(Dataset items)
━━━━━━━━━━━━━━━━

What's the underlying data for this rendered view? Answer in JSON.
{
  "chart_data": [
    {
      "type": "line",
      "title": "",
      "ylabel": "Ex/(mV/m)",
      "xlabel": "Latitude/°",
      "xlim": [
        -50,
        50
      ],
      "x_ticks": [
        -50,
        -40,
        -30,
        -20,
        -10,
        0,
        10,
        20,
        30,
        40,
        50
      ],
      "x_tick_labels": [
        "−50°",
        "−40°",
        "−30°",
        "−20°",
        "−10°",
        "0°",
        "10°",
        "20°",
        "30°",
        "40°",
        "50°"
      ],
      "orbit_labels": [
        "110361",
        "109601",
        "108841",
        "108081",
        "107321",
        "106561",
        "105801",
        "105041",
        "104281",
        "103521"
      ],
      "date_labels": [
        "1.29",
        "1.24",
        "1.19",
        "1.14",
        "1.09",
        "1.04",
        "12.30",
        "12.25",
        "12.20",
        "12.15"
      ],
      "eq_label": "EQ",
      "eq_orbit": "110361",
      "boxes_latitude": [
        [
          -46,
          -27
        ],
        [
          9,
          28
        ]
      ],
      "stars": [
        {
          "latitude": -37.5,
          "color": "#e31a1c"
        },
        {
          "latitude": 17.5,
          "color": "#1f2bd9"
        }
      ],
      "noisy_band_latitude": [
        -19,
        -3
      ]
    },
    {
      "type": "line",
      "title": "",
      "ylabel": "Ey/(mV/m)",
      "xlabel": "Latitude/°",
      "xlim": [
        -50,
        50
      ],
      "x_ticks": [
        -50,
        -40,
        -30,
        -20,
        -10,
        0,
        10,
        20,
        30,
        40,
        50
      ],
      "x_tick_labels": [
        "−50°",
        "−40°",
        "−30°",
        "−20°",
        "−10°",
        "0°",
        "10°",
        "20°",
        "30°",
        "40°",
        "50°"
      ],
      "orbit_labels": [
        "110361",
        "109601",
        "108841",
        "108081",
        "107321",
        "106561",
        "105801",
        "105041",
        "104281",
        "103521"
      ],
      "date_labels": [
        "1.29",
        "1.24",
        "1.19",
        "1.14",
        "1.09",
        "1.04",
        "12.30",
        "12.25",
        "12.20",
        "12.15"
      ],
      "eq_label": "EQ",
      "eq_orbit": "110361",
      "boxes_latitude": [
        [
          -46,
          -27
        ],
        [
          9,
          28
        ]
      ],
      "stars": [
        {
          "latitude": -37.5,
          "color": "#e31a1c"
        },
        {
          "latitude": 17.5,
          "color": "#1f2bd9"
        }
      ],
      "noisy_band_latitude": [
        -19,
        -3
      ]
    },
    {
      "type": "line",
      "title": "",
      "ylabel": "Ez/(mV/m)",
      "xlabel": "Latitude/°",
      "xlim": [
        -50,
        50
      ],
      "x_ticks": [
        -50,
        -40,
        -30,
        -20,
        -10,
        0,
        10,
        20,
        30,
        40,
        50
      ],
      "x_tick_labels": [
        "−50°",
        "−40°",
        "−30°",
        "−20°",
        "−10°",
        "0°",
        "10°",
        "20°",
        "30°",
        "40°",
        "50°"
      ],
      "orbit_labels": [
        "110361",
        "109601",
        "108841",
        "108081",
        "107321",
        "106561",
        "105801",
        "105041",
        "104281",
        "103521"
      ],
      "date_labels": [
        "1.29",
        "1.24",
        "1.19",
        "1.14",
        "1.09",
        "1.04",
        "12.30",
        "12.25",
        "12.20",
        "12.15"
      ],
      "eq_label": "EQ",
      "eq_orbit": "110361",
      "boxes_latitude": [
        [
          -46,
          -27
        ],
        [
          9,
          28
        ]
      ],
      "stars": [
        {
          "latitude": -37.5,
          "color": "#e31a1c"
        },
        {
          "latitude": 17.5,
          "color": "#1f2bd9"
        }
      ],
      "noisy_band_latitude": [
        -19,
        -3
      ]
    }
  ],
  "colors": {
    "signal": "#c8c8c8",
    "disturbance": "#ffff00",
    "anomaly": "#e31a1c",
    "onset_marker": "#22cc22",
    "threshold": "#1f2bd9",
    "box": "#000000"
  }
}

━━━━━━━━━━━━━━━━

Reproduce every entry shown above, precisely as it stands.

[SOLUTION TO THIS TASK]:
What's the underlying data for this rendered view? Answer in JSON.
{
  "chart_data": [
    {
      "type": "line",
      "title": "",
      "ylabel": "Ex/(mV/m)",
      "xlabel": "Latitude/°",
      "xlim": [
        -50,
        50
      ],
      "x_ticks": [
        -50,
        -40,
        -30,
        -20,
        -10,
        0,
        10,
        20,
        30,
        40,
        50
      ],
      "x_tick_labels": [
        "−50°",
        "−40°",
        "−30°",
        "−20°",
        "−10°",
        "0°",
        "10°",
        "20°",
        "30°",
        "40°",
        "50°"
      ],
      "orbit_labels": [
        "110361",
        "109601",
        "108841",
        "108081",
        "107321",
        "106561",
        "105801",
        "105041",
        "104281",
        "103521"
      ],
      "date_labels": [
        "1.29",
        "1.24",
        "1.19",
        "1.14",
        "1.09",
        "1.04",
        "12.30",
        "12.25",
        "12.20",
        "12.15"
      ],
      "eq_label": "EQ",
      "eq_orbit": "110361",
      "boxes_latitude": [
        [
          -46,
          -27
        ],
        [
          9,
          28
        ]
      ],
      "stars": [
        {
          "latitude": -37.5,
          "color": "#e31a1c"
        },
        {
          "latitude": 17.5,
          "color": "#1f2bd9"
        }
      ],
      "noisy_band_latitude": [
        -19,
        -3
      ]
    },
    {
      "type": "line",
      "title": "",
      "ylabel": "Ey/(mV/m)",
      "xlabel": "Latitude/°",
      "xlim": [
        -50,
        50
      ],
      "x_ticks": [
        -50,
        -40,
        -30,
        -20,
        -10,
        0,
        10,
        20,
        30,
        40,
        50
      ],
      "x_tick_labels": [
        "−50°",
        "−40°",
        "−30°",
        "−20°",
        "−10°",
        "0°",
        "10°",
        "20°",
        "30°",
        "40°",
        "50°"
      ],
      "orbit_labels": [
        "110361",
        "109601",
        "108841",
        "108081",
        "107321",
        "106561",
        "105801",
        "105041",
        "104281",
        "103521"
      ],
      "date_labels": [
        "1.29",
        "1.24",
        "1.19",
        "1.14",
        "1.09",
        "1.04",
        "12.30",
        "12.25",
        "12.20",
        "12.15"
      ],
      "eq_label": "EQ",
      "eq_orbit": "110361",
      "boxes_latitude": [
        [
          -46,
          -27
        ],
        [
          9,
          28
        ]
      ],
      "stars": [
        {
          "latitude": -37.5,
          "color": "#e31a1c"
        },
        {
          "latitude": 17.5,
          "color": "#1f2bd9"
        }
      ],
      "noisy_band_latitude": [
        -19,
        -3
      ]
    },
    {
      "type": "line",
      "title": "",
      "ylabel": "Ez/(mV/m)",
      "xlabel": "Latitude/°",
      "xlim": [
        -50,
        50
      ],
      "x_ticks": [
        -50,
        -40,
        -30,
        -20,
        -10,
        0,
        10,
        20,
        30,
        40,
        50
      ],
      "x_tick_labels": [
        "−50°",
        "−40°",
        "−30°",
        "−20°",
        "−10°",
        "0°",
        "10°",
        "20°",
        "30°",
        "40°",
        "50°"
      ],
      "orbit_labels": [
        "110361",
        "109601",
        "108841",
        "108081",
        "107321",
        "106561",
        "105801",
        "105041",
        "104281",
        "103521"
      ],
      "date_labels": [
        "1.29",
        "1.24",
        "1.19",
        "1.14",
        "1.09",
        "1.04",
        "12.30",
        "12.25",
        "12.20",
        "12.15"
      ],
      "eq_label": "EQ",
      "eq_orbit": "110361",
      "boxes_latitude": [
        [
          -46,
          -27
        ],
        [
          9,
          28
        ]
      ],
      "stars": [
        {
          "latitude": -37.5,
          "color": "#e31a1c"
        },
        {
          "latitude": 17.5,
          "color": "#1f2bd9"
        }
      ],
      "noisy_band_latitude": [
        -19,
        -3
      ]
    }
  ],
  "colors": {
    "signal": "#c8c8c8",
    "disturbance": "#ffff00",
    "anomaly": "#e31a1c",
    "onset_marker": "#22cc22",
    "threshold": "#1f2bd9",
    "box": "#000000"
  }
}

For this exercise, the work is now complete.